* start Extract *

Sigma interview: NEX and Micro Four Thirds are major focus
posted Sunday, January 15, 2012 at 6:46 PM EST
For our second-last interview from the 2012 Consumer Electronics Show, Imaging Resource publisher Dave Etchells and senior editor Shawn Barnett met with Kazuto Yamaki, Chief Operating Officer of Sigma Corp.
All of Sigma's products are produced at the company's own factory in Aizu, Japan, and so we were pleased to hear Yamaki-san's report that impact to the company from last year's quake--although clearly unnerving for those present--was relatively minor, compared to some others in the photo industry. Yamaki-san also discusses the increasingly competitive compact system camera market, and which mounts he believes to be the most promising for third-party lens development. Other topics of particular interest include advances in lens design and materials technology, the increasing requirements placed on optics by higher-resolution camera bodies, and Sigma's plans for its own camera lineup, which is based upon the unique full-color Foveon image sensor technology.
Dave Etchells: I think it's been almost two years now since we last interviewed you. What would you say you're seeing in terms of trends in the lens market? Any new behavior by consumers? Is the mix of what lenses are most popular changing any?
Kazuto Yamaki: Two years, yes. I don't think there's been significant change; the trend is the same. The higher the pixel count a DSLR has, the higher the lens quality required.
DE: Does that mean more focus on primes, or are higher-end zooms selling better now?
KY: People are interested in high quality lenses, so primes are becoming more popular everywhere in the world. Several years ago, only in Japan, Korea, Taiwan; in those countries primes were popular. Now in every country, the prime is increasing. But not only primes, customers want high quality-zoom lenses.
DE: The interchangeable lens market is getting really complicated these days because there are so many different mounts: Sony's NEX E-mount, Samsung's NX mount, Micro Four Thirds, now Nikon has the CX mount, so how do you deal with that as an independent lens maker? How do you decide where to put your resources?
KY: Currently we are looking at serious photographers or photo enthusiasts. We think it's our mission to support as many systems as possible. But we try to support systems that provide high quality images. So, for compact system cameras, we think the Sony system and Micro Four Thirds are the categories that we should support.
DE: How widely used does a camera platform have to be before it becomes economical for you to develop lenses for it? How do you decide where the critical mass is?
KY: Of course, it's volume. If we produce lenses for a system but they don't move from our inventory, that's a problem. Even if it's a small quantity, they need to move steadily; that's the minimum condition.

* end Extract *
* start Provided material *

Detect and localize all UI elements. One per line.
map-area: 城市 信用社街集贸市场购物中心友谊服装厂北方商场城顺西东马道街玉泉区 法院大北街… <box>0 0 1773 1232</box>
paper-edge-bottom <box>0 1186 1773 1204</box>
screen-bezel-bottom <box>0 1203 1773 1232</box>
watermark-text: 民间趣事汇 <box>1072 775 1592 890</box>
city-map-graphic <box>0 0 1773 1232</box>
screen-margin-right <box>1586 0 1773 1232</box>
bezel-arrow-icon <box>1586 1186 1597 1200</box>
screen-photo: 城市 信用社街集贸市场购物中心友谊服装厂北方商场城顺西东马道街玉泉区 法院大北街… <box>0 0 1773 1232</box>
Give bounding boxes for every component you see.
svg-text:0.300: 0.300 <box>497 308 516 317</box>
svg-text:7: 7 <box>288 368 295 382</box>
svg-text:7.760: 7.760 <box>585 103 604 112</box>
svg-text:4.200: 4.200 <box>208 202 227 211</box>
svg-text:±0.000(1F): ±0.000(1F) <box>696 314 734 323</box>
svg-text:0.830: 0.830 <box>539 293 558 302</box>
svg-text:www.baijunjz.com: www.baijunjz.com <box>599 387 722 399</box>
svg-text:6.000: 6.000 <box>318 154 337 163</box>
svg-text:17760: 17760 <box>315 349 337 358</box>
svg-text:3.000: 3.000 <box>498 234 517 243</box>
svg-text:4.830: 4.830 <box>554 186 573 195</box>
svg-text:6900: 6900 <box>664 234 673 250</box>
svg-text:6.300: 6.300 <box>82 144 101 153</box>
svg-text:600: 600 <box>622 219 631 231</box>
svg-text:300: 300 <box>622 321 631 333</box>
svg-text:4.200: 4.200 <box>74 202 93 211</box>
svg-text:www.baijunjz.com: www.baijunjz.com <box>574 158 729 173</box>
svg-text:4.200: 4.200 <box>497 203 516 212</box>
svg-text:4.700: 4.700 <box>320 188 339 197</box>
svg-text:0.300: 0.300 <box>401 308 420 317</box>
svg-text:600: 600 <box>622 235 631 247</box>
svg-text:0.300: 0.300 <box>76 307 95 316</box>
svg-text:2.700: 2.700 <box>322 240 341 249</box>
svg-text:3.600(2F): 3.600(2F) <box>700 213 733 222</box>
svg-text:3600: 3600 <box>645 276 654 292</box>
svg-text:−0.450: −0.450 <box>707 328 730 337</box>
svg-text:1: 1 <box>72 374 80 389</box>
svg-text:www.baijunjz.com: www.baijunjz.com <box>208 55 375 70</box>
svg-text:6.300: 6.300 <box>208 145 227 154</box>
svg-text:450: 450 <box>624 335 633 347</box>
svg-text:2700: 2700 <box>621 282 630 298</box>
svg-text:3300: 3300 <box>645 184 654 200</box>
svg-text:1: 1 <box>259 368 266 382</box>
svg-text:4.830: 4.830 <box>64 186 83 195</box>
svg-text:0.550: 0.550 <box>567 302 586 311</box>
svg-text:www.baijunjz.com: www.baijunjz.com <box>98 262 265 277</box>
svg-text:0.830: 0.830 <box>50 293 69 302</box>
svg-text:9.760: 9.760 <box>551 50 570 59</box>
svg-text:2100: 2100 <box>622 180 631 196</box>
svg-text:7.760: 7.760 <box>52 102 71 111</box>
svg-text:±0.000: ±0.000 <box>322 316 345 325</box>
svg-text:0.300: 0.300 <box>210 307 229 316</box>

* end Provided material *

▶ **Task instructions**
[A] According to the Sigma interview, where are all of Sigma's products made?
[B] Translate this sentence from the Sigma interview into Spanish: "The higher the pixel count a DSLR has, the higher the lens quality required."
[C] Pick up the Sigma interview after its final line and continue it.

▶ **Task responses**
[A] They are made at the company's own factory in Aizu, Japan.

[B] Cuanto mayor es el número de píxeles de una DSLR, mayor es la calidad de objetivo que se requiere.

[C]
We have our own factory, so we can do almost everything at our factory. As a result, we are quite flexible in terms of the volume of production. For example, we can produce a small volume of lenses, but it would be a problem if we produce a lens and it stays for months, or a year, or two years. That's a problem. But if it's steadily moving, we can make it [even if the quantity is small].
DE: Ah - so once you have a lens design, it's fairly easy to switch production from one model to another? You don't have to decide we're going to make 100,000 and just make a very large quantity -- you can efficiently make small numbers of them?
KY: Yes. Of course, the electronics or some mechanicals are different for each mount, but we adjust our production plan.
DE: I'd imagine for lens designs too, once you have a lens with a shorter back-focus distance that you could use a similar design whether on Micro Four Thirds or NEX. I guess it depends on image circle, too.
KY: We cannot be very aggressive about the back-focus. So, we have to always take a balanced approach between image quality and back-focus.
DE: So there's a trade-off between image quality and back-focus distance?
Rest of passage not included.